→ TASK DATA:

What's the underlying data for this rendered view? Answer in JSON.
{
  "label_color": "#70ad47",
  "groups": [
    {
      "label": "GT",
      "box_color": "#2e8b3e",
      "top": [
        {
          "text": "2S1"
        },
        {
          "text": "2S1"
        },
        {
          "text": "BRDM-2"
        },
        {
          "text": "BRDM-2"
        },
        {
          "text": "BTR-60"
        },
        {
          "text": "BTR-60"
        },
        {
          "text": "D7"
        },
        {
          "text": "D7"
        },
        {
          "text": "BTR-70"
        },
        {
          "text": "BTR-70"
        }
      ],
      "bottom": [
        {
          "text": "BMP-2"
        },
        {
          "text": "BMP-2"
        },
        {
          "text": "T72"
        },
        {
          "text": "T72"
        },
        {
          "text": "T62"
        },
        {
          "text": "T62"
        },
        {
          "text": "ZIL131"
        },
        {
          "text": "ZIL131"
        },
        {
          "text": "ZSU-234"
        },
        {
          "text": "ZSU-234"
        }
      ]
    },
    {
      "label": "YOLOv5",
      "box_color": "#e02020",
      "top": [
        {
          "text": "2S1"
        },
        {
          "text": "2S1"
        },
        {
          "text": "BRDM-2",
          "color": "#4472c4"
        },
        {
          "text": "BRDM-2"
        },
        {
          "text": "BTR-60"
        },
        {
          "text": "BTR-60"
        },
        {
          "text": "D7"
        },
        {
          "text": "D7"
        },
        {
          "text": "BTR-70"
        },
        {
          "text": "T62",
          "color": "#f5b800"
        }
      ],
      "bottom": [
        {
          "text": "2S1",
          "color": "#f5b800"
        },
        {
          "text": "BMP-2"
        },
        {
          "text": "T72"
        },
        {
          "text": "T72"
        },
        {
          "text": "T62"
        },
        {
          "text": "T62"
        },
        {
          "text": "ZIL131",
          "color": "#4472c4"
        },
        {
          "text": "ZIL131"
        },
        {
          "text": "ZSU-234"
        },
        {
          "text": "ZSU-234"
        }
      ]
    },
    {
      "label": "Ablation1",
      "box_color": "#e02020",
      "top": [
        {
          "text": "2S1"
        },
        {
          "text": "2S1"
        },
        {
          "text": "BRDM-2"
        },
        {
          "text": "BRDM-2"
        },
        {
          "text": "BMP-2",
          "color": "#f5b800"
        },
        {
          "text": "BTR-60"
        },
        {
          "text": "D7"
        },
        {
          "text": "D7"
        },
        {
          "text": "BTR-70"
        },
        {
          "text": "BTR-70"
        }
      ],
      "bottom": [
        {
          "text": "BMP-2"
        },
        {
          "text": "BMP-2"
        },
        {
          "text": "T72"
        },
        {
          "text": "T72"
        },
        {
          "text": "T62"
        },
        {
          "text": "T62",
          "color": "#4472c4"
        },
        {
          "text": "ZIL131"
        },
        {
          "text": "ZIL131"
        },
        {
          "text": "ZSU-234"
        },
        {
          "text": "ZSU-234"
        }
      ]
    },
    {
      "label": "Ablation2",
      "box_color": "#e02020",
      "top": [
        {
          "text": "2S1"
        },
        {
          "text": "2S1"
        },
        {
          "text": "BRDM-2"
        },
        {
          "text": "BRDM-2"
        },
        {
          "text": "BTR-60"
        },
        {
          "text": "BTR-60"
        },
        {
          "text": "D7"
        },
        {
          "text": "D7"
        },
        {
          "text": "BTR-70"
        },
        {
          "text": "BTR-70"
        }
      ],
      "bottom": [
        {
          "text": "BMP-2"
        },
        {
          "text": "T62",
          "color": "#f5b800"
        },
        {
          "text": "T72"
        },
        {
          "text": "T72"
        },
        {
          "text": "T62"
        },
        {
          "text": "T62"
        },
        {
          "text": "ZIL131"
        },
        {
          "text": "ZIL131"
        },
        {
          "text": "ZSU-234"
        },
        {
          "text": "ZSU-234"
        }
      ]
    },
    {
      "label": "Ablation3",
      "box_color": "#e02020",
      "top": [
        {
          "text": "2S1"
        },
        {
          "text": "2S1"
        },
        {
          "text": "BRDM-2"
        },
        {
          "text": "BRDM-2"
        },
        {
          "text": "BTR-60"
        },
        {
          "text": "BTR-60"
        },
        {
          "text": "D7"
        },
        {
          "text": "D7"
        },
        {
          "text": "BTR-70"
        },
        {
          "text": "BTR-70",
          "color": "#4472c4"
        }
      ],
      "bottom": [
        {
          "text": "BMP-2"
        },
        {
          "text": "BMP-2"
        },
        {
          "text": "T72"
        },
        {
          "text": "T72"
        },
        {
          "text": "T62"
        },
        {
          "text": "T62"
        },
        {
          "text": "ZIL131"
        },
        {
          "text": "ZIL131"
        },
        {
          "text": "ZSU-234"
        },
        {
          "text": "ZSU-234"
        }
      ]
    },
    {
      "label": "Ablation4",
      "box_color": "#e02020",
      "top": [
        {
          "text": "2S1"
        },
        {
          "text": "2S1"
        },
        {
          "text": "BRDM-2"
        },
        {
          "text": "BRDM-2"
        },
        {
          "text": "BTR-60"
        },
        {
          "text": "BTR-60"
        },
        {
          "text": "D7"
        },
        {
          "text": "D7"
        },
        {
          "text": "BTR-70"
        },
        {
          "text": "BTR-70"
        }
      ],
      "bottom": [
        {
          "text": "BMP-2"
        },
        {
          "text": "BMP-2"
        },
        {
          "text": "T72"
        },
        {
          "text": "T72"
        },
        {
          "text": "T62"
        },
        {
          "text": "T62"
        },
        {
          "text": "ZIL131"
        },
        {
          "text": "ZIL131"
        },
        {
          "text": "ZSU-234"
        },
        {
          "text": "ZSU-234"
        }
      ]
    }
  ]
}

→ EXERCISE PROMPT:
The full set of records should be duplicated exactly.

→ RESULT OF THE EXERCISE:
What's the underlying data for this rendered view? Answer in JSON.
{
  "label_color": "#70ad47",
  "groups": [
    {
      "label": "GT",
      "box_color": "#2e8b3e",
      "top": [
        {
          "text": "2S1"
        },
        {
          "text": "2S1"
        },
        {
          "text": "BRDM-2"
        },
        {
          "text": "BRDM-2"
        },
        {
          "text": "BTR-60"
        },
        {
          "text": "BTR-60"
        },
        {
          "text": "D7"
        },
        {
          "text": "D7"
        },
        {
          "text": "BTR-70"
        },
        {
          "text": "BTR-70"
        }
      ],
      "bottom": [
        {
          "text": "BMP-2"
        },
        {
          "text": "BMP-2"
        },
        {
          "text": "T72"
        },
        {
          "text": "T72"
        },
        {
          "text": "T62"
        },
        {
          "text": "T62"
        },
        {
          "text": "ZIL131"
        },
        {
          "text": "ZIL131"
        },
        {
          "text": "ZSU-234"
        },
        {
          "text": "ZSU-234"
        }
      ]
    },
    {
      "label": "YOLOv5",
      "box_color": "#e02020",
      "top": [
        {
          "text": "2S1"
        },
        {
          "text": "2S1"
        },
        {
          "text": "BRDM-2",
          "color": "#4472c4"
        },
        {
          "text": "BRDM-2"
        },
        {
          "text": "BTR-60"
        },
        {
          "text": "BTR-60"
        },
        {
          "text": "D7"
        },
        {
          "text": "D7"
        },
        {
          "text": "BTR-70"
        },
        {
          "text": "T62",
          "color": "#f5b800"
        }
      ],
      "bottom": [
        {
          "text": "2S1",
          "color": "#f5b800"
        },
        {
          "text": "BMP-2"
        },
        {
          "text": "T72"
        },
        {
          "text": "T72"
        },
        {
          "text": "T62"
        },
        {
          "text": "T62"
        },
        {
          "text": "ZIL131",
          "color": "#4472c4"
        },
        {
          "text": "ZIL131"
        },
        {
          "text": "ZSU-234"
        },
        {
          "text": "ZSU-234"
        }
      ]
    },
    {
      "label": "Ablation1",
      "box_color": "#e02020",
      "top": [
        {
          "text": "2S1"
        },
        {
          "text": "2S1"
        },
        {
          "text": "BRDM-2"
        },
        {
          "text": "BRDM-2"
        },
        {
          "text": "BMP-2",
          "color": "#f5b800"
        },
        {
          "text": "BTR-60"
        },
        {
          "text": "D7"
        },
        {
          "text": "D7"
        },
        {
          "text": "BTR-70"
        },
        {
          "text": "BTR-70"
        }
      ],
      "bottom": [
        {
          "text": "BMP-2"
        },
        {
          "text": "BMP-2"
        },
        {
          "text": "T72"
        },
        {
          "text": "T72"
        },
        {
          "text": "T62"
        },
        {
          "text": "T62",
          "color": "#4472c4"
        },
        {
          "text": "ZIL131"
        },
        {
          "text": "ZIL131"
        },
        {
          "text": "ZSU-234"
        },
        {
          "text": "ZSU-234"
        }
      ]
    },
    {
      "label": "Ablation2",
      "box_color": "#e02020",
      "top": [
        {
          "text": "2S1"
        },
        {
          "text": "2S1"
        },
        {
          "text": "BRDM-2"
        },
        {
          "text": "BRDM-2"
        },
        {
          "text": "BTR-60"
        },
        {
          "text": "BTR-60"
        },
        {
          "text": "D7"
        },
        {
          "text": "D7"
        },
        {
          "text": "BTR-70"
        },
        {
          "text": "BTR-70"
        }
      ],
      "bottom": [
        {
          "text": "BMP-2"
        },
        {
          "text": "T62",
          "color": "#f5b800"
        },
        {
          "text": "T72"
        },
        {
          "text": "T72"
        },
        {
          "text": "T62"
        },
        {
          "text": "T62"
        },
        {
          "text": "ZIL131"
        },
        {
          "text": "ZIL131"
        },
        {
          "text": "ZSU-234"
        },
        {
          "text": "ZSU-234"
        }
      ]
    },
    {
      "label": "Ablation3",
      "box_color": "#e02020",
      "top": [
        {
          "text": "2S1"
        },
        {
          "text": "2S1"
        },
        {
          "text": "BRDM-2"
        },
        {
          "text": "BRDM-2"
        },
        {
          "text": "BTR-60"
        },
        {
          "text": "BTR-60"
        },
        {
          "text": "D7"
        },
        {
          "text": "D7"
        },
        {
          "text": "BTR-70"
        },
        {
          "text": "BTR-70",
          "color": "#4472c4"
        }
      ],
      "bottom": [
        {
          "text": "BMP-2"
        },
        {
          "text": "BMP-2"
        },
        {
          "text": "T72"
        },
        {
          "text": "T72"
        },
        {
          "text": "T62"
        },
        {
          "text": "T62"
        },
        {
          "text": "ZIL131"
        },
        {
          "text": "ZIL131"
        },
        {
          "text": "ZSU-234"
        },
        {
          "text": "ZSU-234"
        }
      ]
    },
    {
      "label": "Ablation4",
      "box_color": "#e02020",
      "top": [
        {
          "text": "2S1"
        },
        {
          "text": "2S1"
        },
        {
          "text": "BRDM-2"
        },
        {
          "text": "BRDM-2"
        },
        {
          "text": "BTR-60"
        },
        {
          "text": "BTR-60"
        },
        {
          "text": "D7"
        },
        {
          "text": "D7"
        },
        {
          "text": "BTR-70"
        },
        {
          "text": "BTR-70"
        }
      ],
      "bottom": [
        {
          "text": "BMP-2"
        },
        {
          "text": "BMP-2"
        },
        {
          "text": "T72"
        },
        {
          "text": "T72"
        },
        {
          "text": "T62"
        },
        {
          "text": "T62"
        },
        {
          "text": "ZIL131"
        },
        {
          "text": "ZIL131"
        },
        {
          "text": "ZSU-234"
        },
        {
          "text": "ZSU-234"
        }
      ]
    }
  ]
}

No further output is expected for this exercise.